EXERCISE OBJECTIVE
Find each line with the string "content" and report it.

>> Start DATASET

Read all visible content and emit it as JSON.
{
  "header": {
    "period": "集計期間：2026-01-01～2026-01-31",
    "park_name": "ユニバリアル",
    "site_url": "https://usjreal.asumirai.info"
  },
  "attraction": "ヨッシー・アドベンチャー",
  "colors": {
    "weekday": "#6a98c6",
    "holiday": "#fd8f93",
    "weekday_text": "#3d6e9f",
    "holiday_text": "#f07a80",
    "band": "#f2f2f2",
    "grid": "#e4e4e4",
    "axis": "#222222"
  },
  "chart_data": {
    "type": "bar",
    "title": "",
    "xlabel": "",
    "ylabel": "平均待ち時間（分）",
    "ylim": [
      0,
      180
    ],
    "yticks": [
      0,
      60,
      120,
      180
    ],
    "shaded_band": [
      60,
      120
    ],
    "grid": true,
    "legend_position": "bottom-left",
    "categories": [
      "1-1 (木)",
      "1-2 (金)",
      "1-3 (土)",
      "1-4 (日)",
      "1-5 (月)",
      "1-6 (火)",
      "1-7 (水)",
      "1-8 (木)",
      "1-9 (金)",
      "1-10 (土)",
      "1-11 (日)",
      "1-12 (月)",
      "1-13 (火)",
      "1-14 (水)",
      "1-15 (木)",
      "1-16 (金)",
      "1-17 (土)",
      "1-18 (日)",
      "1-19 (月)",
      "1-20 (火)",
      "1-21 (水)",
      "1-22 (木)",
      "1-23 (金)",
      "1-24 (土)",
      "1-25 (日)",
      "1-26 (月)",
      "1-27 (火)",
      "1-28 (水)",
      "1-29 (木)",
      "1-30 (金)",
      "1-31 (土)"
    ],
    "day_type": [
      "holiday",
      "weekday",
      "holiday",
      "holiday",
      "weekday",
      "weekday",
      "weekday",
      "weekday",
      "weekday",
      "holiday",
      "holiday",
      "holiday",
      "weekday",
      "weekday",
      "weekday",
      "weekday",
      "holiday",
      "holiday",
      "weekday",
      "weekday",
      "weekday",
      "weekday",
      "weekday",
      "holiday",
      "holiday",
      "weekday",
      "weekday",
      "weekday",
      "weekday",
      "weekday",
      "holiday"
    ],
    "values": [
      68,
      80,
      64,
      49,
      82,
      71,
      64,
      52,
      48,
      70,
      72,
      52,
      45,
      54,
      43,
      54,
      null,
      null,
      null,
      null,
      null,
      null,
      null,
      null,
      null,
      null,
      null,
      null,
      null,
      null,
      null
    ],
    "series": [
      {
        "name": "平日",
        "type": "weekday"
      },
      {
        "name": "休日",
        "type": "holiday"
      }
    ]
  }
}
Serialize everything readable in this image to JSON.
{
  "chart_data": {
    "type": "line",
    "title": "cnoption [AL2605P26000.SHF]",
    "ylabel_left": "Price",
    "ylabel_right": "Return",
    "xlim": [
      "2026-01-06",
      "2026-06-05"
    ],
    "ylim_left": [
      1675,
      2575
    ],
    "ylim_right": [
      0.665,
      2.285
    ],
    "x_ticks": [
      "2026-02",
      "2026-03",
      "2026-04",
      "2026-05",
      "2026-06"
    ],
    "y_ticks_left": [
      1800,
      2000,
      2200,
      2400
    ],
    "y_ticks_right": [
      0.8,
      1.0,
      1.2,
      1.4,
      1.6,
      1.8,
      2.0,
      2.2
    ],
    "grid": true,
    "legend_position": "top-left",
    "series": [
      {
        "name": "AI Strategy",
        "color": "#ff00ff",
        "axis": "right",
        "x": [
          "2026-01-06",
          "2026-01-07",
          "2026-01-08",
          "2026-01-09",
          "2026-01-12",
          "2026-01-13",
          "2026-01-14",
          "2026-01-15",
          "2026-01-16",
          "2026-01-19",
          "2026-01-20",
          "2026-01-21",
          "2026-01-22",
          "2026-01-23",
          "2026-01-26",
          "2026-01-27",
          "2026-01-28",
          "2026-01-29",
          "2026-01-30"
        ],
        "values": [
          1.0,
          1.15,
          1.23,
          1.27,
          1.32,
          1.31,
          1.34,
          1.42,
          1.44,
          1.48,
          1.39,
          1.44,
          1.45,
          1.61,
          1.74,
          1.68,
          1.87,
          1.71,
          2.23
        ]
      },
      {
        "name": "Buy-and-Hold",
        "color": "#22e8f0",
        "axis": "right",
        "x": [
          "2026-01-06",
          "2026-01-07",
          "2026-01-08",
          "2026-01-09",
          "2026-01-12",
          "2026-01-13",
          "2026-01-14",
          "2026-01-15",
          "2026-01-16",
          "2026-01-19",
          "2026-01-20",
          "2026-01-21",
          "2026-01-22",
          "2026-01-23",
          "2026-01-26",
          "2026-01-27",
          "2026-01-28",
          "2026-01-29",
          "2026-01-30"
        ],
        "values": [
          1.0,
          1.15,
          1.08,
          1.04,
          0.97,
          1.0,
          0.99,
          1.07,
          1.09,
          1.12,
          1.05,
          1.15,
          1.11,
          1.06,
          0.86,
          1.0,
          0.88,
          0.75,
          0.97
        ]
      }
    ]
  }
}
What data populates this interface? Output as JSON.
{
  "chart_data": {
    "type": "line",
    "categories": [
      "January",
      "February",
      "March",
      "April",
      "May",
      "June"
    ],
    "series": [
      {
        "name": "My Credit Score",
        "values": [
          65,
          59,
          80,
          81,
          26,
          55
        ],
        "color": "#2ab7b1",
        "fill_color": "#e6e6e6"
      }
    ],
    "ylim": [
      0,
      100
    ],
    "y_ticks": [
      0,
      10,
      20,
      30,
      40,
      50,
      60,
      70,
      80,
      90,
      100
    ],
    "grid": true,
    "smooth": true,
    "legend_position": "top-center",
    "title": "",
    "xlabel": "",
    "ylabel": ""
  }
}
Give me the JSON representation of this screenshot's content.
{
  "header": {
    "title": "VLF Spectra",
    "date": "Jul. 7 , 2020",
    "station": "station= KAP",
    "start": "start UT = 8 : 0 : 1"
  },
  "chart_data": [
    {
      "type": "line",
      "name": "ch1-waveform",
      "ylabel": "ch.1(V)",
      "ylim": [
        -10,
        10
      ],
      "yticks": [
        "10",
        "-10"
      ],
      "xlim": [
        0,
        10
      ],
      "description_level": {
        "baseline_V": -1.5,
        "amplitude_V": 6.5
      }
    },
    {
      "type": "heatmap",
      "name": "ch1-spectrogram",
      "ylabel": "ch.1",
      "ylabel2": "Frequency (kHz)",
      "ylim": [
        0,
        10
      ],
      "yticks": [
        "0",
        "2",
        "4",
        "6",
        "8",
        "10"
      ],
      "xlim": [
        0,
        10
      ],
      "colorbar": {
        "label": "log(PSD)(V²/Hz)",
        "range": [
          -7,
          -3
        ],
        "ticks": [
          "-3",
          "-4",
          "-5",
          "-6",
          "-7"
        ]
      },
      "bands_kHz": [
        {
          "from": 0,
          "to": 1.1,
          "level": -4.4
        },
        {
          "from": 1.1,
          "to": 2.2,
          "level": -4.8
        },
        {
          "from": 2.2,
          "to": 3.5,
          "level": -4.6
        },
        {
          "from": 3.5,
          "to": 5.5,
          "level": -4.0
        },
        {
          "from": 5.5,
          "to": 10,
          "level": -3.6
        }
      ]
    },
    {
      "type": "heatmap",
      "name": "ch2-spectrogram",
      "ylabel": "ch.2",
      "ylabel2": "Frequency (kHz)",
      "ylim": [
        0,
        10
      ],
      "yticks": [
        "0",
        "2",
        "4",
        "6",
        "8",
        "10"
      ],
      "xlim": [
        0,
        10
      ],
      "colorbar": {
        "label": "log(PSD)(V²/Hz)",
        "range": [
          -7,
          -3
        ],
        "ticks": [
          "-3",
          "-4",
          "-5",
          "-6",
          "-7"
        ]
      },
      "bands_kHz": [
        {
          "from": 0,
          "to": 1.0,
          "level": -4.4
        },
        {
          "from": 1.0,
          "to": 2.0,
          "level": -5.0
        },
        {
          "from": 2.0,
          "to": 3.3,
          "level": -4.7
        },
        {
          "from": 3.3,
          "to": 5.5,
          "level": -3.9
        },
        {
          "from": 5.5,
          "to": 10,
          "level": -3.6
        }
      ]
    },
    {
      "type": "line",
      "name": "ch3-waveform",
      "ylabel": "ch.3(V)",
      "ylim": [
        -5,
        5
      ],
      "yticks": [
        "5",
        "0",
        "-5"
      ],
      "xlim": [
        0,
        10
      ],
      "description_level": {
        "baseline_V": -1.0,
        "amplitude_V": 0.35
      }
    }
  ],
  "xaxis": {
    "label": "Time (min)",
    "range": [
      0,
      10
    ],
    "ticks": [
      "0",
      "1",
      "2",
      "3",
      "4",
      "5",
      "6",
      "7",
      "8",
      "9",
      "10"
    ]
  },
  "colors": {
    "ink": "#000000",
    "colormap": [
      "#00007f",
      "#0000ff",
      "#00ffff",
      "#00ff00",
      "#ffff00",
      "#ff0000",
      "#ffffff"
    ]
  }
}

>> End DATASET

RESULT
Read all visible content and emit it as JSON.
Give me the JSON representation of this screenshot's content.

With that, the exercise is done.